Single out the lines of the material that contain "система" and copy them.

** START Input **

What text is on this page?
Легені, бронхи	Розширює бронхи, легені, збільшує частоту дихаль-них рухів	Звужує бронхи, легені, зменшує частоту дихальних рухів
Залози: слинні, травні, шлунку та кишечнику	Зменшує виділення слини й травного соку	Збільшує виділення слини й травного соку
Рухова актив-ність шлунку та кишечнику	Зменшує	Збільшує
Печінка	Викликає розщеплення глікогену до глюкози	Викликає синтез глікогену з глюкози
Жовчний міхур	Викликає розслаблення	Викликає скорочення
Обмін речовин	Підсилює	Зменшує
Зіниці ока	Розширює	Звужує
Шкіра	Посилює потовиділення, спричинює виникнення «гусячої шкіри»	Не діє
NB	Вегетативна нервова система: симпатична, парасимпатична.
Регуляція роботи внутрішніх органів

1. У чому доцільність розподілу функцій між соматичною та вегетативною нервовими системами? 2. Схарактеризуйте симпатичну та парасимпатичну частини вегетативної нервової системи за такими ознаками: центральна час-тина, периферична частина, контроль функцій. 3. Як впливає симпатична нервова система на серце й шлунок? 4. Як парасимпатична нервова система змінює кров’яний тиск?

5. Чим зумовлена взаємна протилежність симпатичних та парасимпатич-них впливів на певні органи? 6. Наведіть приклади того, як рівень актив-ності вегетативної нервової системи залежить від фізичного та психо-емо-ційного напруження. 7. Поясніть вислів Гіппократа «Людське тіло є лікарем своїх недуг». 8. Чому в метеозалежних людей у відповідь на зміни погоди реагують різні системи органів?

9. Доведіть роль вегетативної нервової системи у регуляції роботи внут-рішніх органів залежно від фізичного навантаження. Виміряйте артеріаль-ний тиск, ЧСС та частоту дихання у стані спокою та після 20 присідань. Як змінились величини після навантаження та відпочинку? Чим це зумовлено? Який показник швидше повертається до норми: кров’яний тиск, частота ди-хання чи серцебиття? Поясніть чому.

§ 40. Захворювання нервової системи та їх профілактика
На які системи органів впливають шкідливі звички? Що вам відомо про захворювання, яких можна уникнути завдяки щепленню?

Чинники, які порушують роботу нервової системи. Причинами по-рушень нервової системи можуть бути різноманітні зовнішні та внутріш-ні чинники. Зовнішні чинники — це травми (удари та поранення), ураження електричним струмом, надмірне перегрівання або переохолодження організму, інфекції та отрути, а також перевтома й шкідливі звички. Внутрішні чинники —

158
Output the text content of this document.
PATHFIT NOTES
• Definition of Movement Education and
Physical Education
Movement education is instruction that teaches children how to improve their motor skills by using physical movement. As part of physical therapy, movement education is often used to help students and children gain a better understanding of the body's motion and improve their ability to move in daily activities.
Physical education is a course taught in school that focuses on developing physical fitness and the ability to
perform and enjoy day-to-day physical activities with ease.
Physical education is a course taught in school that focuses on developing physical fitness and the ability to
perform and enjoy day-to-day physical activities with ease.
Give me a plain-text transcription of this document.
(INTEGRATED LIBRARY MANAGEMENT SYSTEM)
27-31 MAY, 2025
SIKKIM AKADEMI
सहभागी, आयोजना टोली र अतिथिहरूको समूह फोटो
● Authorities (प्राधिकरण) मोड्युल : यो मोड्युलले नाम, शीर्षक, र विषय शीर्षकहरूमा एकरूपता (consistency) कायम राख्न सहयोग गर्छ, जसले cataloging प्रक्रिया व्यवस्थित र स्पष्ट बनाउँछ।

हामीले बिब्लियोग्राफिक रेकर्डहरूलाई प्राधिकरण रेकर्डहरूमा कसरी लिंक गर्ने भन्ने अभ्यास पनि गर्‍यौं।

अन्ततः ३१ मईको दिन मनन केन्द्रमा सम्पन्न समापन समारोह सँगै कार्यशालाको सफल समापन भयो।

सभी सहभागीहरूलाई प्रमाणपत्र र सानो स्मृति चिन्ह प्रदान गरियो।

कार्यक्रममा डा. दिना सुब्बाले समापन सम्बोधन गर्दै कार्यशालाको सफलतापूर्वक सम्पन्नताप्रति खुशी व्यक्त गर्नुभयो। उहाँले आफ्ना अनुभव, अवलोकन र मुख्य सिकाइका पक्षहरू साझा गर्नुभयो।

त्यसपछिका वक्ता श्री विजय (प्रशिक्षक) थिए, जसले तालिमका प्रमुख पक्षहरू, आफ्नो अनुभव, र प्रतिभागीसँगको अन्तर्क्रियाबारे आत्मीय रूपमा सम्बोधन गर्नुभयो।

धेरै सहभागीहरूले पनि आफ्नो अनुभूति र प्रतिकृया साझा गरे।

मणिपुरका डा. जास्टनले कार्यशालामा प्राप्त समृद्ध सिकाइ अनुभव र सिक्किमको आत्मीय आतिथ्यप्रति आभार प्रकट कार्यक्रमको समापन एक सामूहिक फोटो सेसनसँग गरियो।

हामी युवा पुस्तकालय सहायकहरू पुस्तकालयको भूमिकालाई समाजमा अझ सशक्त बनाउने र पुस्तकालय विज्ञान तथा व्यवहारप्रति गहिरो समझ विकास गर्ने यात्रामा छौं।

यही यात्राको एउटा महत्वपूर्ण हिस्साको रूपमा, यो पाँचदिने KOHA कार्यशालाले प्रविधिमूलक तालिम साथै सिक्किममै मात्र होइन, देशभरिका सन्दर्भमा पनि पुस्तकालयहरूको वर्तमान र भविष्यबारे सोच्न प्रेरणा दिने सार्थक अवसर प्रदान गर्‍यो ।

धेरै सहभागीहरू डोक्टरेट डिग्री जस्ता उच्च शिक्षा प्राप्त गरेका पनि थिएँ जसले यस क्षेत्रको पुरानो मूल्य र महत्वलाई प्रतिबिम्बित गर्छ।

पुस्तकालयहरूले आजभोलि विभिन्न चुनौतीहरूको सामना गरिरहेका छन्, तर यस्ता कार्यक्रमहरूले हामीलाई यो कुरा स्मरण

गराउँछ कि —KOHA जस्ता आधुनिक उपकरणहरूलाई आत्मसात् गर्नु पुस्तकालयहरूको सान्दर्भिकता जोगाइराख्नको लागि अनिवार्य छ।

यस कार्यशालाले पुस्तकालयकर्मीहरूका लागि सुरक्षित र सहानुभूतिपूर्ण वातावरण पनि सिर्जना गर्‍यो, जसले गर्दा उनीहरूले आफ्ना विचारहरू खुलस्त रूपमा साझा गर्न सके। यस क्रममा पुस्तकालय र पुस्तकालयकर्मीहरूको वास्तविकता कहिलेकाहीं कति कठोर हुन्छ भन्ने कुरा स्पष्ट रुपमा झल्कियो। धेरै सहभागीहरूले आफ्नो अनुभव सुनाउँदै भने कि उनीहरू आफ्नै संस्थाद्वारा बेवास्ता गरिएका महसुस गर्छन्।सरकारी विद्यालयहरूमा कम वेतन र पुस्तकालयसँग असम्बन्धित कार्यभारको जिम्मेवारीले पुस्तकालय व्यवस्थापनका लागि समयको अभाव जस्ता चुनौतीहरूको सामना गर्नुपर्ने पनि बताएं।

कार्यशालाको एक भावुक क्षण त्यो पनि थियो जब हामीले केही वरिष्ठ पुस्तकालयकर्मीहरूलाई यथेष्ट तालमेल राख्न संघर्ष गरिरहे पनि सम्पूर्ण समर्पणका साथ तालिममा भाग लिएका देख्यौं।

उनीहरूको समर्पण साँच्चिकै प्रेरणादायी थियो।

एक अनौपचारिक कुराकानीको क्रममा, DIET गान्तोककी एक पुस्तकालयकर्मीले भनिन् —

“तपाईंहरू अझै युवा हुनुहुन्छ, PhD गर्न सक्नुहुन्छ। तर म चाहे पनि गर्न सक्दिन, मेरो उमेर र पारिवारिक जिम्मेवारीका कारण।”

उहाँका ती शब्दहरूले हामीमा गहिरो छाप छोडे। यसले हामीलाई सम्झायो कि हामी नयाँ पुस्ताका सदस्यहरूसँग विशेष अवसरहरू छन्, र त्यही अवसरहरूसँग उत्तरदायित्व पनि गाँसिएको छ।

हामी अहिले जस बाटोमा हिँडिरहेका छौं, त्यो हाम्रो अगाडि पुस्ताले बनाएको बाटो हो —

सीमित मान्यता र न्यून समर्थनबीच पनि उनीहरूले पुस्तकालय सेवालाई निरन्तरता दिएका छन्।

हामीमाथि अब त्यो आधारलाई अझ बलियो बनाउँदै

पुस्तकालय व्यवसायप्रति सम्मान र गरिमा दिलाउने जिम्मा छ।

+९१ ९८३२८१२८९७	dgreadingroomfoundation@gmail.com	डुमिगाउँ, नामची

** END Input **

**Response below**
NB	Вегетативна нервова система: симпатична, парасимпатична.
1. У чому доцільність розподілу функцій між соматичною та вегетативною нервовими системами? 2. Схарактеризуйте симпатичну та парасимпатичну частини вегетативної нервової системи за такими ознаками: центральна час-тина, периферична частина, контроль функцій. 3. Як впливає симпатична нервова система на серце й шлунок? 4. Як парасимпатична нервова система змінює кров’яний тиск?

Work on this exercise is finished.